Records for the task>

_____

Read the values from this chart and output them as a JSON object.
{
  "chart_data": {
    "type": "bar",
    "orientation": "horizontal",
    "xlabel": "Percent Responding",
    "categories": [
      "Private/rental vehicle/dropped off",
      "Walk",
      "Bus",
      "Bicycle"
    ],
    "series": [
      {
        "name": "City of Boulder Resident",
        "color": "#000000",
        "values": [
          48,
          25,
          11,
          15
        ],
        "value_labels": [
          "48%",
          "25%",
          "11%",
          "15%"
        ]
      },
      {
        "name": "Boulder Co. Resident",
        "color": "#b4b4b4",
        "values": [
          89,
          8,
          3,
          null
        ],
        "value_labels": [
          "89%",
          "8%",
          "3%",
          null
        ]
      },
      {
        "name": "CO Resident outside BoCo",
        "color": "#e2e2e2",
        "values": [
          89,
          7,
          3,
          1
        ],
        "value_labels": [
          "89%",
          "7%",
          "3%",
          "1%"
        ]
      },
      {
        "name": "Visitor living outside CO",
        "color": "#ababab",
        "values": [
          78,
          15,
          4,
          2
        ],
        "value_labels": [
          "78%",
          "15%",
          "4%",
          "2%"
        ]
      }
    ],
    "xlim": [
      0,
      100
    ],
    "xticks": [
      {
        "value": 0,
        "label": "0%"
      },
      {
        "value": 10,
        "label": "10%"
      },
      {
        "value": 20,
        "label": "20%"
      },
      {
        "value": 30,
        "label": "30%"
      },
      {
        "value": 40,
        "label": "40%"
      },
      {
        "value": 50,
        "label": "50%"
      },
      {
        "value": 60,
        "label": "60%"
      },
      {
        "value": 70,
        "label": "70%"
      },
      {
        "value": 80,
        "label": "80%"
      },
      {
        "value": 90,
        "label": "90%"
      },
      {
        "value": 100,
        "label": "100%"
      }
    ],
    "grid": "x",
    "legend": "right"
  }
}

_____

Required task>
Go through the records and copy each line with "name" in it.

Task output>
        "name": "City of Boulder Resident",
        "name": "Boulder Co. Resident",
        "name": "CO Resident outside BoCo",
        "name": "Visitor living outside CO",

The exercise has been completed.